----- Material shown -----

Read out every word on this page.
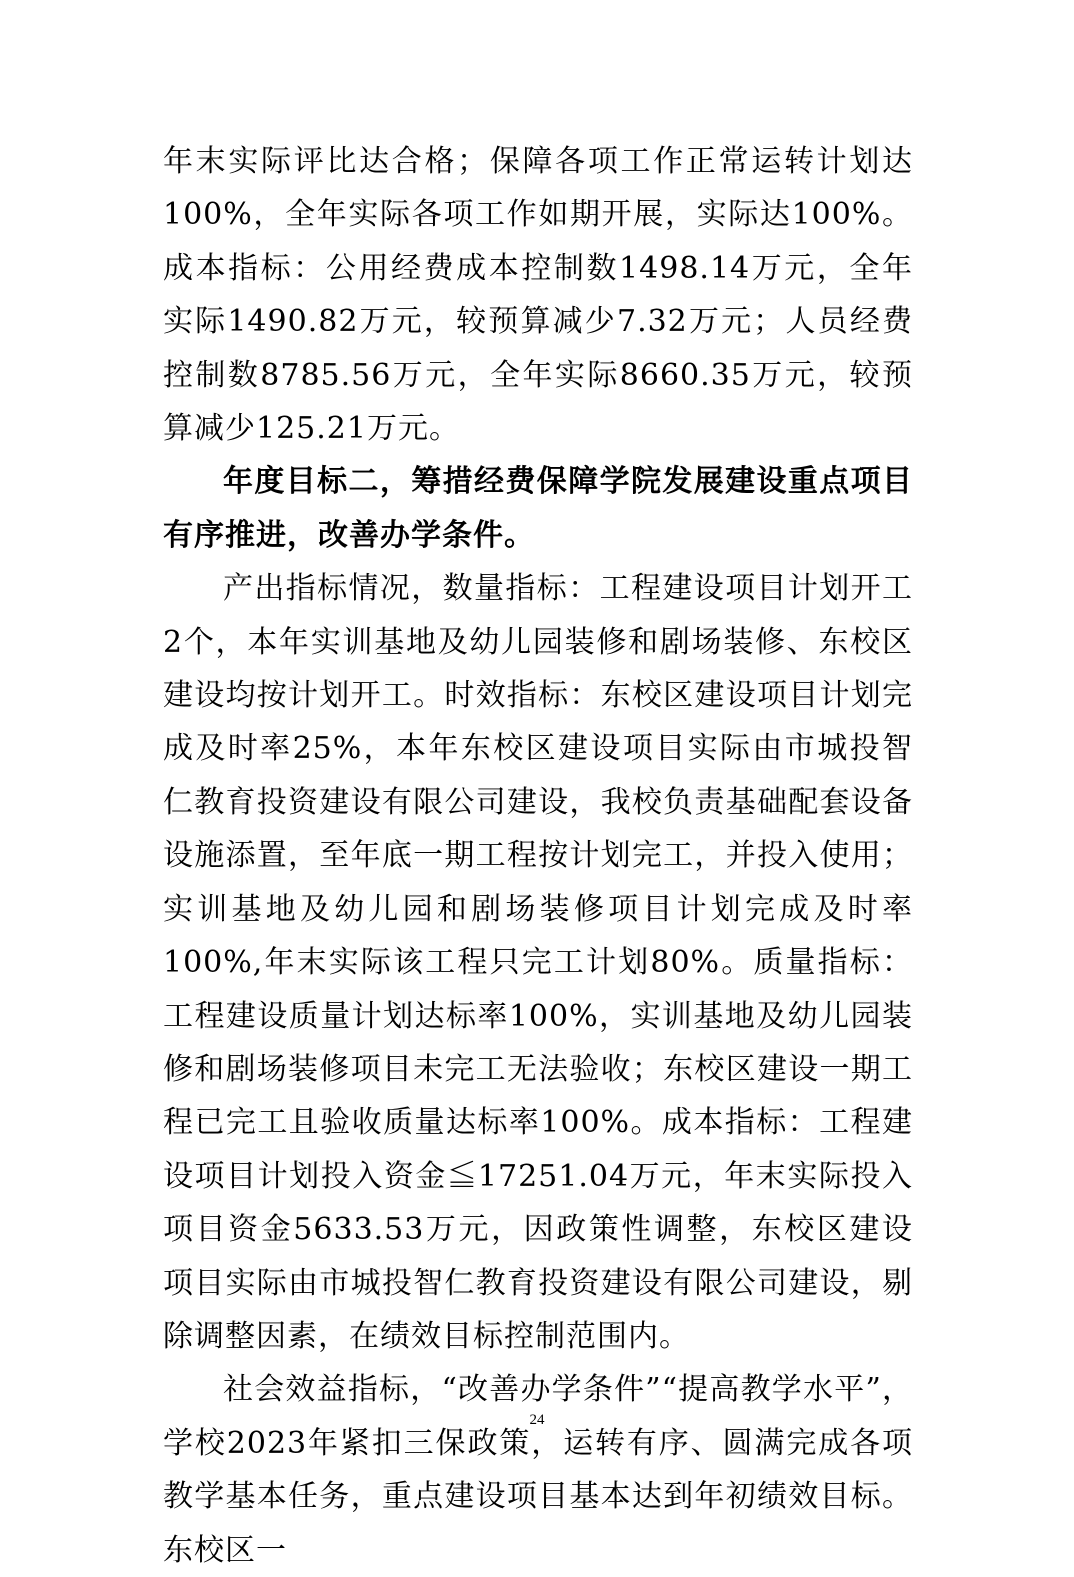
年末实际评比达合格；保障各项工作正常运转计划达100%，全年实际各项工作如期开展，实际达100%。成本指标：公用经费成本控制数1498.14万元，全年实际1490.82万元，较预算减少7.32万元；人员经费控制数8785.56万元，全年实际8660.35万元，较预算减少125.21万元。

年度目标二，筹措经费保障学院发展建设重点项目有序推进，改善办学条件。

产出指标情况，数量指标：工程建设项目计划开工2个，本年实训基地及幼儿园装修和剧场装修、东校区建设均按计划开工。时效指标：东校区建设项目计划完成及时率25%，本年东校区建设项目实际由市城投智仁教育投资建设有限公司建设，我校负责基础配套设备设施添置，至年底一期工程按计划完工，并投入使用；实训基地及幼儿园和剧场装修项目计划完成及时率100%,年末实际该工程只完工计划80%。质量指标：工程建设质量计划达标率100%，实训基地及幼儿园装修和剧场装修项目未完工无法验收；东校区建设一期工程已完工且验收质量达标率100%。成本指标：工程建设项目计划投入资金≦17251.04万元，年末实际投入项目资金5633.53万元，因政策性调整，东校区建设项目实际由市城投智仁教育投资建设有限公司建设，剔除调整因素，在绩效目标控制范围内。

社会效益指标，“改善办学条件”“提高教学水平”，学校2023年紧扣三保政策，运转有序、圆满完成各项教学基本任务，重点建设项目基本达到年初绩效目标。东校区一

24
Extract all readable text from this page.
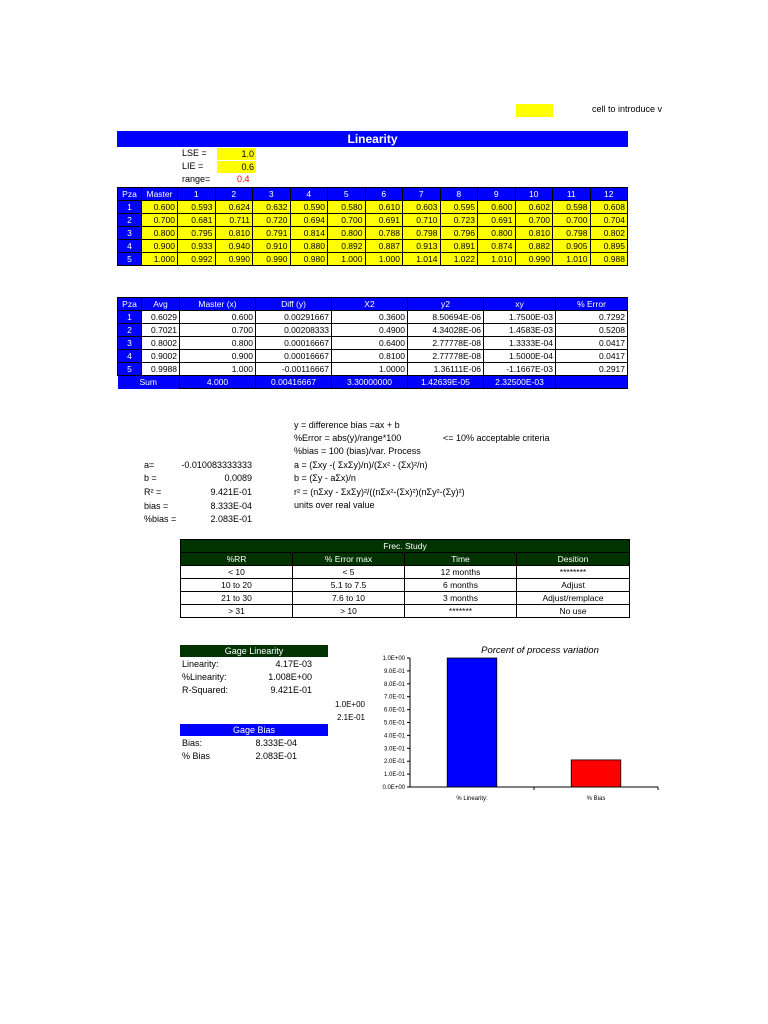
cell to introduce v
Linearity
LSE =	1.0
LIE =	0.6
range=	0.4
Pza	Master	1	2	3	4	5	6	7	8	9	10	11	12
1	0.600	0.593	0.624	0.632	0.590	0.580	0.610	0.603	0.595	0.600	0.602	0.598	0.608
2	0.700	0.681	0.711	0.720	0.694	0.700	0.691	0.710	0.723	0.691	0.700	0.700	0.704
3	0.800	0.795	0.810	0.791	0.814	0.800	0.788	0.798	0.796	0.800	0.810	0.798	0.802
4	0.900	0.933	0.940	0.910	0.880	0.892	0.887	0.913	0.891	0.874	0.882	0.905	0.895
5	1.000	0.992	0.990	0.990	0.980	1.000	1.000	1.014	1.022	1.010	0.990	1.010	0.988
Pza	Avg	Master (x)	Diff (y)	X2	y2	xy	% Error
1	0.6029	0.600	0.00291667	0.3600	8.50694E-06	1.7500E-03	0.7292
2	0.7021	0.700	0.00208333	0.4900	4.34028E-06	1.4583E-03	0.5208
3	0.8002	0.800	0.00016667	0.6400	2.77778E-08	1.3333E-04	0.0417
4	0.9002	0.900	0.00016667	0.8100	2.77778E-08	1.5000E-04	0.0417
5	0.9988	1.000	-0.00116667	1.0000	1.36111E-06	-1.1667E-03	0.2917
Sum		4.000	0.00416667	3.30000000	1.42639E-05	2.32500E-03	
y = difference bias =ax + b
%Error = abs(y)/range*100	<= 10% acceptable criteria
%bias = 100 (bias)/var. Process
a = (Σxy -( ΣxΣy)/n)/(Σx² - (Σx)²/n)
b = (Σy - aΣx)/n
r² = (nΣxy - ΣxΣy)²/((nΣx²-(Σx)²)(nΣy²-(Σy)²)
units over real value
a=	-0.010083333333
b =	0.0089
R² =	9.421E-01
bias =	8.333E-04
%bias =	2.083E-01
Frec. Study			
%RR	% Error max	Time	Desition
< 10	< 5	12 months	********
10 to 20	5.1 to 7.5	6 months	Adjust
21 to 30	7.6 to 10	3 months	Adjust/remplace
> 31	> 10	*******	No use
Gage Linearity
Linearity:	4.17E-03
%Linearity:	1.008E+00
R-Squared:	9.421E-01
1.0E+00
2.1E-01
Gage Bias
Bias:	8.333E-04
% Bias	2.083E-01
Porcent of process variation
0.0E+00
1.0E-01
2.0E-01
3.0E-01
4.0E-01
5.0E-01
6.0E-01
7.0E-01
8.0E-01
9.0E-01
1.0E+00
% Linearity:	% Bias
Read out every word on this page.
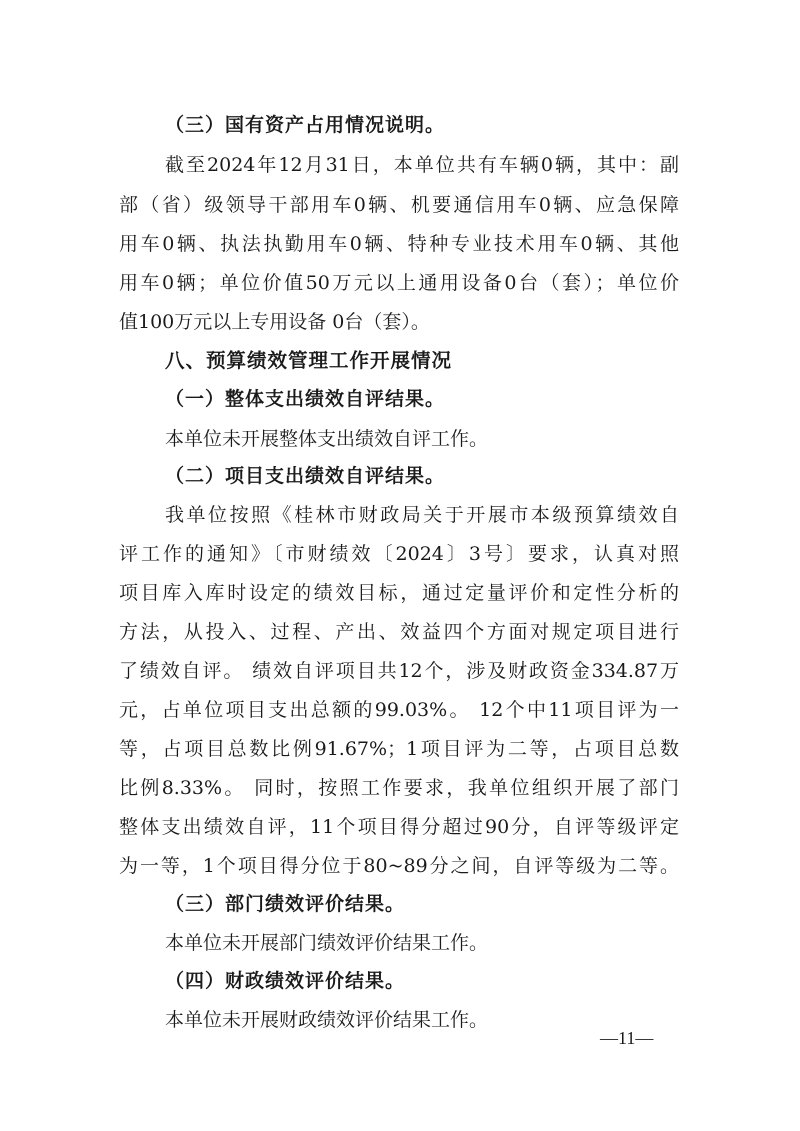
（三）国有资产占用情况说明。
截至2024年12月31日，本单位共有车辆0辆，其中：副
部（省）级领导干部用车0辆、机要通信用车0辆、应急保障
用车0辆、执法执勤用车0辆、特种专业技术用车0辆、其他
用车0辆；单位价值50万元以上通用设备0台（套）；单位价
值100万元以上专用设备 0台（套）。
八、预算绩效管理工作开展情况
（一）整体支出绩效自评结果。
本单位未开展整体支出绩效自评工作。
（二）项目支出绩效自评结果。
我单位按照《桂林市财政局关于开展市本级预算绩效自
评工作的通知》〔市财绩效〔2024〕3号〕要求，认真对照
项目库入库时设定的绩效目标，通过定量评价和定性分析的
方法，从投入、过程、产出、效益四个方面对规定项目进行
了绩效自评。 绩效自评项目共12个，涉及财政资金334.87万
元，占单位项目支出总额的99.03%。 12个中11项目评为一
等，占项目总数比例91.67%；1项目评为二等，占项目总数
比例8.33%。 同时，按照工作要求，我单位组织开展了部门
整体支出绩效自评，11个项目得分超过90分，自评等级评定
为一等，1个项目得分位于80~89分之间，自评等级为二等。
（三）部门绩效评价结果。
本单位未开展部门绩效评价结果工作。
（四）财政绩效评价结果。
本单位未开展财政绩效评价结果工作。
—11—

-----

*What this task involves*.
Show all lines above holding "Linearity".

*Right answer*.
Linearity
Gage Linearity
Linearity:	4.17E-03
%Linearity:	1.008E+00
% Linearity:	% Bias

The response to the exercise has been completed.